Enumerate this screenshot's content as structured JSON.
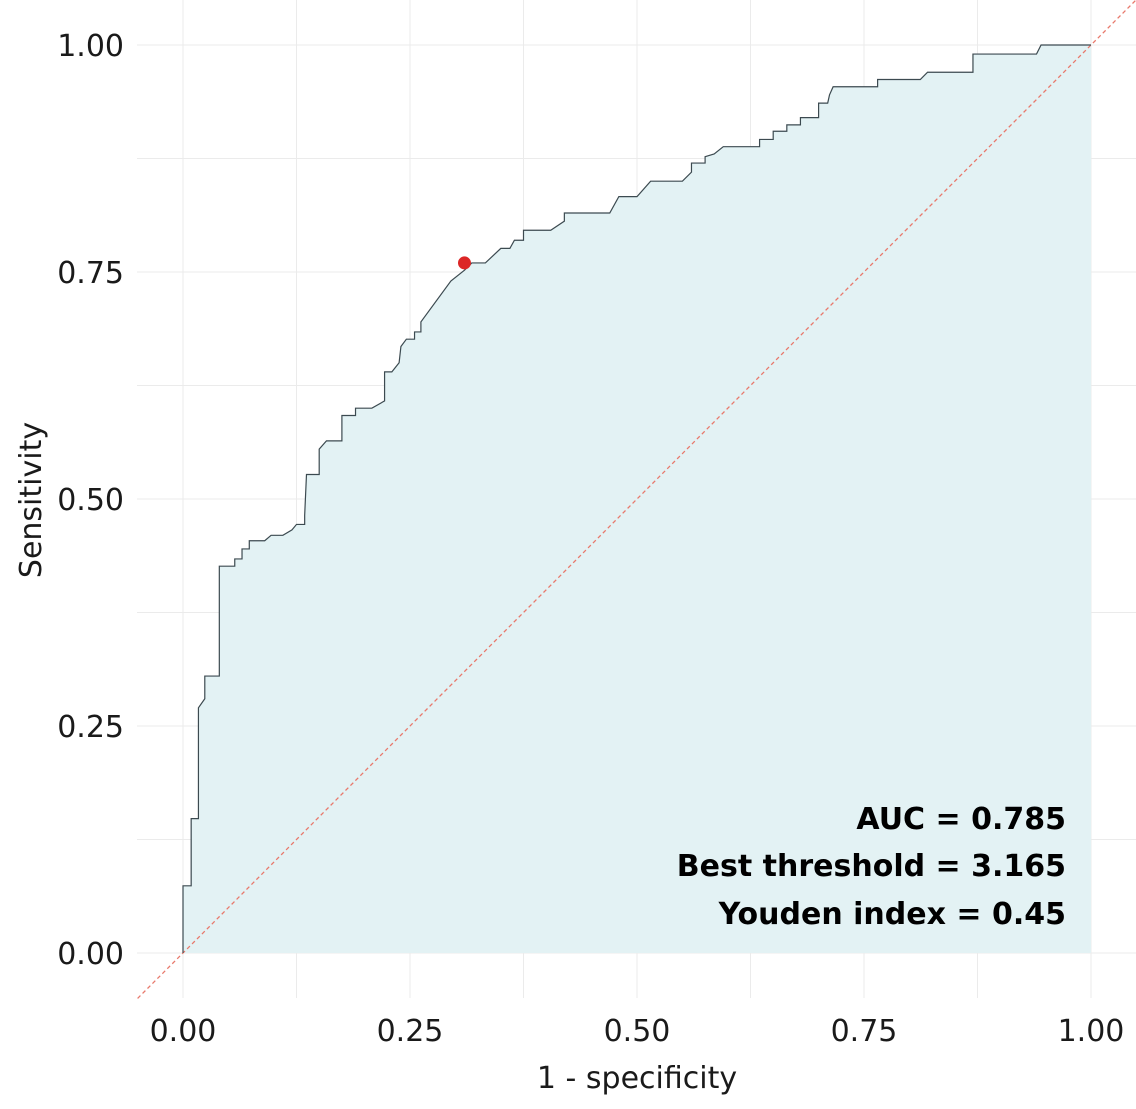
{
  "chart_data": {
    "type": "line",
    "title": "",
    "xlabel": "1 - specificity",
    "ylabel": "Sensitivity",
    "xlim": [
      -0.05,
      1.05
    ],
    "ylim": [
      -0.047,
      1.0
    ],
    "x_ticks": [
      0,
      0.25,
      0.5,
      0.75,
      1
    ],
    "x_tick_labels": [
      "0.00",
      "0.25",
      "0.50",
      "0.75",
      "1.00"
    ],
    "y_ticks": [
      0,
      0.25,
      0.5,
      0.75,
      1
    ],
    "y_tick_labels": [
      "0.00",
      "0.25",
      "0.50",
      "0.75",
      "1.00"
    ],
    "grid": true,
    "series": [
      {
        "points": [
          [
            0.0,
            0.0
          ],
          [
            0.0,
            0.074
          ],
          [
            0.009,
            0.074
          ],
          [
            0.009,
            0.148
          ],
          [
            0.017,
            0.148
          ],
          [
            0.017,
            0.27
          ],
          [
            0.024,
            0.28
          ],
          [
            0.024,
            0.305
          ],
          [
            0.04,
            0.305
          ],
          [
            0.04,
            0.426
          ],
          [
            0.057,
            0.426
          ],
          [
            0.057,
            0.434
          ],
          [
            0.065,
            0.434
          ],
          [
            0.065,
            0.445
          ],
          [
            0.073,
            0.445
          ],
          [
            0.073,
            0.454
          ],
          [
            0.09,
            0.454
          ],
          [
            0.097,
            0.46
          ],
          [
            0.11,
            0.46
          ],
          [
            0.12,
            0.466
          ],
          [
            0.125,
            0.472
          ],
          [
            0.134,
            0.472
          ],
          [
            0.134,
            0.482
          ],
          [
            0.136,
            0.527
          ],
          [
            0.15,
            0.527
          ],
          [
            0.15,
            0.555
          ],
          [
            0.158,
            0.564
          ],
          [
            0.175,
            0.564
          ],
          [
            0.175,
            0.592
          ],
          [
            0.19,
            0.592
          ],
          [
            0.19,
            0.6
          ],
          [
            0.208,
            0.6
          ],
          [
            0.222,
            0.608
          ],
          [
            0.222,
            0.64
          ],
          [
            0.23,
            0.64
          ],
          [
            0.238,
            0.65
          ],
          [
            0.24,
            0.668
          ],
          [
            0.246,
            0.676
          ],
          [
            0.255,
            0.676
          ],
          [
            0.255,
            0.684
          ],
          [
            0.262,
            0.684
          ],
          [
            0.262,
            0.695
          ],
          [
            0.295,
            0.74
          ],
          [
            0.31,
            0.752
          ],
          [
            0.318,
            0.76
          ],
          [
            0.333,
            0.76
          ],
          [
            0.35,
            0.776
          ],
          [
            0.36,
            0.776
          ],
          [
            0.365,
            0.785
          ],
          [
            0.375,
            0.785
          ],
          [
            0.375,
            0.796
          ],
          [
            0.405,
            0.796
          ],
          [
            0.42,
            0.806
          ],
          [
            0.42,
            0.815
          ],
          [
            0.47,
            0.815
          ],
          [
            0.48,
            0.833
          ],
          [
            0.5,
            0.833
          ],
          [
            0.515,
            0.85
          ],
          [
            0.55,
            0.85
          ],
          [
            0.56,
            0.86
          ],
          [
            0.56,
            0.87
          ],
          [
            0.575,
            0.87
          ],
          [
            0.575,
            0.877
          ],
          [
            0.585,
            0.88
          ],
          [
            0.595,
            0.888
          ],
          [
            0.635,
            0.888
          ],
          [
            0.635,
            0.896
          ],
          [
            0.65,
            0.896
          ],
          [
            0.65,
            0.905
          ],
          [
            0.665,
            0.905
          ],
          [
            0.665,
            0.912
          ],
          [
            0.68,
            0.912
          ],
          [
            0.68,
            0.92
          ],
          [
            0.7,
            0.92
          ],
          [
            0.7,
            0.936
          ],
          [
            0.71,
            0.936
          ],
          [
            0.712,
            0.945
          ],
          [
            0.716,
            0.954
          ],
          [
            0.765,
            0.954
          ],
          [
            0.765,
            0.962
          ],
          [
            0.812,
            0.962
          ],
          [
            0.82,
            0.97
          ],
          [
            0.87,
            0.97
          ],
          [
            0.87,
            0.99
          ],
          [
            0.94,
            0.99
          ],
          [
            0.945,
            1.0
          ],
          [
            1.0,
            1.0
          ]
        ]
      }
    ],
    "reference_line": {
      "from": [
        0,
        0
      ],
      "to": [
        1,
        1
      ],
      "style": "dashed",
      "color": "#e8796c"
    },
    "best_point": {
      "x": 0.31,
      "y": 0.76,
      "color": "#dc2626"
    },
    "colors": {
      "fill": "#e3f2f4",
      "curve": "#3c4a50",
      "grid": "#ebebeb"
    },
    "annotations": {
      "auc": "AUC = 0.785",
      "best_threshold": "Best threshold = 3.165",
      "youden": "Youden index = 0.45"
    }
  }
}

_EXERCISE INSTRUCTIONS_. Transcribe the material as is, with images omitted.

_RESULT FOR THIS EXERCISE_.
Enumerate this screenshot's content as structured JSON.
{
  "chart_data": {
    "type": "line",
    "title": "",
    "xlabel": "1 - specificity",
    "ylabel": "Sensitivity",
    "xlim": [
      -0.05,
      1.05
    ],
    "ylim": [
      -0.047,
      1.0
    ],
    "x_ticks": [
      0,
      0.25,
      0.5,
      0.75,
      1
    ],
    "x_tick_labels": [
      "0.00",
      "0.25",
      "0.50",
      "0.75",
      "1.00"
    ],
    "y_ticks": [
      0,
      0.25,
      0.5,
      0.75,
      1
    ],
    "y_tick_labels": [
      "0.00",
      "0.25",
      "0.50",
      "0.75",
      "1.00"
    ],
    "grid": true,
    "series": [
      {
        "points": [
          [
            0.0,
            0.0
          ],
          [
            0.0,
            0.074
          ],
          [
            0.009,
            0.074
          ],
          [
            0.009,
            0.148
          ],
          [
            0.017,
            0.148
          ],
          [
            0.017,
            0.27
          ],
          [
            0.024,
            0.28
          ],
          [
            0.024,
            0.305
          ],
          [
            0.04,
            0.305
          ],
          [
            0.04,
            0.426
          ],
          [
            0.057,
            0.426
          ],
          [
            0.057,
            0.434
          ],
          [
            0.065,
            0.434
          ],
          [
            0.065,
            0.445
          ],
          [
            0.073,
            0.445
          ],
          [
            0.073,
            0.454
          ],
          [
            0.09,
            0.454
          ],
          [
            0.097,
            0.46
          ],
          [
            0.11,
            0.46
          ],
          [
            0.12,
            0.466
          ],
          [
            0.125,
            0.472
          ],
          [
            0.134,
            0.472
          ],
          [
            0.134,
            0.482
          ],
          [
            0.136,
            0.527
          ],
          [
            0.15,
            0.527
          ],
          [
            0.15,
            0.555
          ],
          [
            0.158,
            0.564
          ],
          [
            0.175,
            0.564
          ],
          [
            0.175,
            0.592
          ],
          [
            0.19,
            0.592
          ],
          [
            0.19,
            0.6
          ],
          [
            0.208,
            0.6
          ],
          [
            0.222,
            0.608
          ],
          [
            0.222,
            0.64
          ],
          [
            0.23,
            0.64
          ],
          [
            0.238,
            0.65
          ],
          [
            0.24,
            0.668
          ],
          [
            0.246,
            0.676
          ],
          [
            0.255,
            0.676
          ],
          [
            0.255,
            0.684
          ],
          [
            0.262,
            0.684
          ],
          [
            0.262,
            0.695
          ],
          [
            0.295,
            0.74
          ],
          [
            0.31,
            0.752
          ],
          [
            0.318,
            0.76
          ],
          [
            0.333,
            0.76
          ],
          [
            0.35,
            0.776
          ],
          [
            0.36,
            0.776
          ],
          [
            0.365,
            0.785
          ],
          [
            0.375,
            0.785
          ],
          [
            0.375,
            0.796
          ],
          [
            0.405,
            0.796
          ],
          [
            0.42,
            0.806
          ],
          [
            0.42,
            0.815
          ],
          [
            0.47,
            0.815
          ],
          [
            0.48,
            0.833
          ],
          [
            0.5,
            0.833
          ],
          [
            0.515,
            0.85
          ],
          [
            0.55,
            0.85
          ],
          [
            0.56,
            0.86
          ],
          [
            0.56,
            0.87
          ],
          [
            0.575,
            0.87
          ],
          [
            0.575,
            0.877
          ],
          [
            0.585,
            0.88
          ],
          [
            0.595,
            0.888
          ],
          [
            0.635,
            0.888
          ],
          [
            0.635,
            0.896
          ],
          [
            0.65,
            0.896
          ],
          [
            0.65,
            0.905
          ],
          [
            0.665,
            0.905
          ],
          [
            0.665,
            0.912
          ],
          [
            0.68,
            0.912
          ],
          [
            0.68,
            0.92
          ],
          [
            0.7,
            0.92
          ],
          [
            0.7,
            0.936
          ],
          [
            0.71,
            0.936
          ],
          [
            0.712,
            0.945
          ],
          [
            0.716,
            0.954
          ],
          [
            0.765,
            0.954
          ],
          [
            0.765,
            0.962
          ],
          [
            0.812,
            0.962
          ],
          [
            0.82,
            0.97
          ],
          [
            0.87,
            0.97
          ],
          [
            0.87,
            0.99
          ],
          [
            0.94,
            0.99
          ],
          [
            0.945,
            1.0
          ],
          [
            1.0,
            1.0
          ]
        ]
      }
    ],
    "reference_line": {
      "from": [
        0,
        0
      ],
      "to": [
        1,
        1
      ],
      "style": "dashed",
      "color": "#e8796c"
    },
    "best_point": {
      "x": 0.31,
      "y": 0.76,
      "color": "#dc2626"
    },
    "colors": {
      "fill": "#e3f2f4",
      "curve": "#3c4a50",
      "grid": "#ebebeb"
    },
    "annotations": {
      "auc": "AUC = 0.785",
      "best_threshold": "Best threshold = 3.165",
      "youden": "Youden index = 0.45"
    }
  }
}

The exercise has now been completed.